■ **What needs to be done**: Write out all of the lines below, exactly and completely.

** Start of Material for this exercise **

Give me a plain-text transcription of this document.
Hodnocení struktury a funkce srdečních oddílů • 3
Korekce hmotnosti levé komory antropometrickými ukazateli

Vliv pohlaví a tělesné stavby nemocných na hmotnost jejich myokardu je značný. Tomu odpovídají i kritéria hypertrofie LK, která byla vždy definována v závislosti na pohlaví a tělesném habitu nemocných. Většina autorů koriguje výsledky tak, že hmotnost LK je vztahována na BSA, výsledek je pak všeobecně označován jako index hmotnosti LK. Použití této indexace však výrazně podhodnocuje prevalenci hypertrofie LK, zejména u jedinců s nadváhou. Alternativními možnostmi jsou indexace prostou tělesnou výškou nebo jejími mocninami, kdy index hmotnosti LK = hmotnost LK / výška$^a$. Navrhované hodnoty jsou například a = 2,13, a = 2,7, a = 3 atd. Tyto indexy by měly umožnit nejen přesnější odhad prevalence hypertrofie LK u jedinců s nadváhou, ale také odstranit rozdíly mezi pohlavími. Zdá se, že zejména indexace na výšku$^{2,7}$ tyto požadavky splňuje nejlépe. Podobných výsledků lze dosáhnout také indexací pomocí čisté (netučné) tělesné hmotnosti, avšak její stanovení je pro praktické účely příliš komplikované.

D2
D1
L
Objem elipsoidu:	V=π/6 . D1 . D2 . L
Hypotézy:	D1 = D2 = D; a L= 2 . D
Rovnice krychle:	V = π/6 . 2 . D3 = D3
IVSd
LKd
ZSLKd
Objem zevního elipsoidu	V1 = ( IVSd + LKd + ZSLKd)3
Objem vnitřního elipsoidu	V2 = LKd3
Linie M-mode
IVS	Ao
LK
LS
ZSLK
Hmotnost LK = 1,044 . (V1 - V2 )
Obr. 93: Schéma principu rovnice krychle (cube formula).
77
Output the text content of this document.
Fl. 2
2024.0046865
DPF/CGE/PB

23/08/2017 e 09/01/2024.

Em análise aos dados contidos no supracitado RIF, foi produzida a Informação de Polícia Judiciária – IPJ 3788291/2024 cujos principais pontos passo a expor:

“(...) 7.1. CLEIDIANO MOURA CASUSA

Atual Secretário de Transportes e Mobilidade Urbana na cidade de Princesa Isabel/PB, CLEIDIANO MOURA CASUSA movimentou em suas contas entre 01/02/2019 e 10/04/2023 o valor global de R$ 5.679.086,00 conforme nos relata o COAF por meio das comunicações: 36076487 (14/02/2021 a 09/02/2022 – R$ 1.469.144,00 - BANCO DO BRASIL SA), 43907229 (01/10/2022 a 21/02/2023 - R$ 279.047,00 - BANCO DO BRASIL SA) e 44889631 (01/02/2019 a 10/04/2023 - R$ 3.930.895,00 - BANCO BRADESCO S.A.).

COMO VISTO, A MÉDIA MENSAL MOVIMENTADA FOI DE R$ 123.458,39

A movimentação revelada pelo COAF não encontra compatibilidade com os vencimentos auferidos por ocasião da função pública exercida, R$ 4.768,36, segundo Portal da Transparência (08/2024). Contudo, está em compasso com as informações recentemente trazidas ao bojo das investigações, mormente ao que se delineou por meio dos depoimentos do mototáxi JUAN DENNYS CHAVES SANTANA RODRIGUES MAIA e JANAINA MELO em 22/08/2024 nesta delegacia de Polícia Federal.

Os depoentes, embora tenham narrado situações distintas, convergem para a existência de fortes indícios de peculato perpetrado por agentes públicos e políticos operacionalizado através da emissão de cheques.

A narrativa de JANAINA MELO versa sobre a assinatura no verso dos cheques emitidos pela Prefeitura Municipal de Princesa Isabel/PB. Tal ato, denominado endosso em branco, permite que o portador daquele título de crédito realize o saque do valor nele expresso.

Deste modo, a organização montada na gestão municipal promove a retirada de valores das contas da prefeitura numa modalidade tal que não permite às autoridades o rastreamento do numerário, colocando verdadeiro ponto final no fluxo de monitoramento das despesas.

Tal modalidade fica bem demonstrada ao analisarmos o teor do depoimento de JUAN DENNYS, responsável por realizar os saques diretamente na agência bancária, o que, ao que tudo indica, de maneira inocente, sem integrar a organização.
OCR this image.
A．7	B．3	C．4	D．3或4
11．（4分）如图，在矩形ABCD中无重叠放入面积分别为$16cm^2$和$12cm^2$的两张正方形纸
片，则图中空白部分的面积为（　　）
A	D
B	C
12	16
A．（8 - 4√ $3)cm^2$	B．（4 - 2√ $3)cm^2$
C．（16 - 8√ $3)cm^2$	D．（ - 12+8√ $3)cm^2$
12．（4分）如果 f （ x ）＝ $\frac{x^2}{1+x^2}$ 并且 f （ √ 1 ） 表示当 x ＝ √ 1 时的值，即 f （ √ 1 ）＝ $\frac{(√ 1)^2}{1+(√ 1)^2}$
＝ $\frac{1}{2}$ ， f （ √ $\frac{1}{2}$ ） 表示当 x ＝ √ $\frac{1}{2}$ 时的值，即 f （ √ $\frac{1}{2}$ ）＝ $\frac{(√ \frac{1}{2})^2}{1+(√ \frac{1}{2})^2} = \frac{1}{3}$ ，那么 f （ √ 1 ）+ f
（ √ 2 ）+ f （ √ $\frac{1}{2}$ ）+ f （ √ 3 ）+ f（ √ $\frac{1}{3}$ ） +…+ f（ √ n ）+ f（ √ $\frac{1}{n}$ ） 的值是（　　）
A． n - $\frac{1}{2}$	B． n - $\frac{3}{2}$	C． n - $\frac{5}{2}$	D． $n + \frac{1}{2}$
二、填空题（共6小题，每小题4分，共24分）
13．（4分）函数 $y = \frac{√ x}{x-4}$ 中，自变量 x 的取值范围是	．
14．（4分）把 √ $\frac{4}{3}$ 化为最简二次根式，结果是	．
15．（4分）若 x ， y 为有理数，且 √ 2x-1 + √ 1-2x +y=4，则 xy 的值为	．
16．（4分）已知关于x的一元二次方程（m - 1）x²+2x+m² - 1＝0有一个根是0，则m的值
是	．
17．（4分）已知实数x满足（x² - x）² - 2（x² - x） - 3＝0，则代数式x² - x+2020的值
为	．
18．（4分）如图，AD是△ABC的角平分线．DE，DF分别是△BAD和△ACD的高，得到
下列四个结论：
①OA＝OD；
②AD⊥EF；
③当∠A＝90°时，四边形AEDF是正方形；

** End of Material for this exercise **

■ **Response to this exercise**:
Give me a plain-text transcription of this document.
Hodnocení struktury a funkce srdečních oddílů • 3
Korekce hmotnosti levé komory antropometrickými ukazateli

Vliv pohlaví a tělesné stavby nemocných na hmotnost jejich myokardu je značný. Tomu odpovídají i kritéria hypertrofie LK, která byla vždy definována v závislosti na pohlaví a tělesném habitu nemocných. Většina autorů koriguje výsledky tak, že hmotnost LK je vztahována na BSA, výsledek je pak všeobecně označován jako index hmotnosti LK. Použití této indexace však výrazně podhodnocuje prevalenci hypertrofie LK, zejména u jedinců s nadváhou. Alternativními možnostmi jsou indexace prostou tělesnou výškou nebo jejími mocninami, kdy index hmotnosti LK = hmotnost LK / výška$^a$. Navrhované hodnoty jsou například a = 2,13, a = 2,7, a = 3 atd. Tyto indexy by měly umožnit nejen přesnější odhad prevalence hypertrofie LK u jedinců s nadváhou, ale také odstranit rozdíly mezi pohlavími. Zdá se, že zejména indexace na výšku$^{2,7}$ tyto požadavky splňuje nejlépe. Podobných výsledků lze dosáhnout také indexací pomocí čisté (netučné) tělesné hmotnosti, avšak její stanovení je pro praktické účely příliš komplikované.

D2
D1
L
Objem elipsoidu:	V=π/6 . D1 . D2 . L
Hypotézy:	D1 = D2 = D; a L= 2 . D
Rovnice krychle:	V = π/6 . 2 . D3 = D3
IVSd
LKd
ZSLKd
Objem zevního elipsoidu	V1 = ( IVSd + LKd + ZSLKd)3
Objem vnitřního elipsoidu	V2 = LKd3
Linie M-mode
IVS	Ao
LK
LS
ZSLK
Hmotnost LK = 1,044 . (V1 - V2 )
Obr. 93: Schéma principu rovnice krychle (cube formula).
77
Output the text content of this document.
Fl. 2
2024.0046865
DPF/CGE/PB

23/08/2017 e 09/01/2024.

Em análise aos dados contidos no supracitado RIF, foi produzida a Informação de Polícia Judiciária – IPJ 3788291/2024 cujos principais pontos passo a expor:

“(...) 7.1. CLEIDIANO MOURA CASUSA

Atual Secretário de Transportes e Mobilidade Urbana na cidade de Princesa Isabel/PB, CLEIDIANO MOURA CASUSA movimentou em suas contas entre 01/02/2019 e 10/04/2023 o valor global de R$ 5.679.086,00 conforme nos relata o COAF por meio das comunicações: 36076487 (14/02/2021 a 09/02/2022 – R$ 1.469.144,00 - BANCO DO BRASIL SA), 43907229 (01/10/2022 a 21/02/2023 - R$ 279.047,00 - BANCO DO BRASIL SA) e 44889631 (01/02/2019 a 10/04/2023 - R$ 3.930.895,00 - BANCO BRADESCO S.A.).

COMO VISTO, A MÉDIA MENSAL MOVIMENTADA FOI DE R$ 123.458,39

A movimentação revelada pelo COAF não encontra compatibilidade com os vencimentos auferidos por ocasião da função pública exercida, R$ 4.768,36, segundo Portal da Transparência (08/2024). Contudo, está em compasso com as informações recentemente trazidas ao bojo das investigações, mormente ao que se delineou por meio dos depoimentos do mototáxi JUAN DENNYS CHAVES SANTANA RODRIGUES MAIA e JANAINA MELO em 22/08/2024 nesta delegacia de Polícia Federal.

Os depoentes, embora tenham narrado situações distintas, convergem para a existência de fortes indícios de peculato perpetrado por agentes públicos e políticos operacionalizado através da emissão de cheques.

A narrativa de JANAINA MELO versa sobre a assinatura no verso dos cheques emitidos pela Prefeitura Municipal de Princesa Isabel/PB. Tal ato, denominado endosso em branco, permite que o portador daquele título de crédito realize o saque do valor nele expresso.

Deste modo, a organização montada na gestão municipal promove a retirada de valores das contas da prefeitura numa modalidade tal que não permite às autoridades o rastreamento do numerário, colocando verdadeiro ponto final no fluxo de monitoramento das despesas.

Tal modalidade fica bem demonstrada ao analisarmos o teor do depoimento de JUAN DENNYS, responsável por realizar os saques diretamente na agência bancária, o que, ao que tudo indica, de maneira inocente, sem integrar a organização.
OCR this image.
A．7	B．3	C．4	D．3或4
11．（4分）如图，在矩形ABCD中无重叠放入面积分别为$16cm^2$和$12cm^2$的两张正方形纸
片，则图中空白部分的面积为（　　）
A	D
B	C
12	16
A．（8 - 4√ $3)cm^2$	B．（4 - 2√ $3)cm^2$
C．（16 - 8√ $3)cm^2$	D．（ - 12+8√ $3)cm^2$
12．（4分）如果 f （ x ）＝ $\frac{x^2}{1+x^2}$ 并且 f （ √ 1 ） 表示当 x ＝ √ 1 时的值，即 f （ √ 1 ）＝ $\frac{(√ 1)^2}{1+(√ 1)^2}$
＝ $\frac{1}{2}$ ， f （ √ $\frac{1}{2}$ ） 表示当 x ＝ √ $\frac{1}{2}$ 时的值，即 f （ √ $\frac{1}{2}$ ）＝ $\frac{(√ \frac{1}{2})^2}{1+(√ \frac{1}{2})^2} = \frac{1}{3}$ ，那么 f （ √ 1 ）+ f
（ √ 2 ）+ f （ √ $\frac{1}{2}$ ）+ f （ √ 3 ）+ f（ √ $\frac{1}{3}$ ） +…+ f（ √ n ）+ f（ √ $\frac{1}{n}$ ） 的值是（　　）
A． n - $\frac{1}{2}$	B． n - $\frac{3}{2}$	C． n - $\frac{5}{2}$	D． $n + \frac{1}{2}$
二、填空题（共6小题，每小题4分，共24分）
13．（4分）函数 $y = \frac{√ x}{x-4}$ 中，自变量 x 的取值范围是	．
14．（4分）把 √ $\frac{4}{3}$ 化为最简二次根式，结果是	．
15．（4分）若 x ， y 为有理数，且 √ 2x-1 + √ 1-2x +y=4，则 xy 的值为	．
16．（4分）已知关于x的一元二次方程（m - 1）x²+2x+m² - 1＝0有一个根是0，则m的值
是	．
17．（4分）已知实数x满足（x² - x）² - 2（x² - x） - 3＝0，则代数式x² - x+2020的值
为	．
18．（4分）如图，AD是△ABC的角平分线．DE，DF分别是△BAD和△ACD的高，得到
下列四个结论：
①OA＝OD；
②AD⊥EF；
③当∠A＝90°时，四边形AEDF是正方形；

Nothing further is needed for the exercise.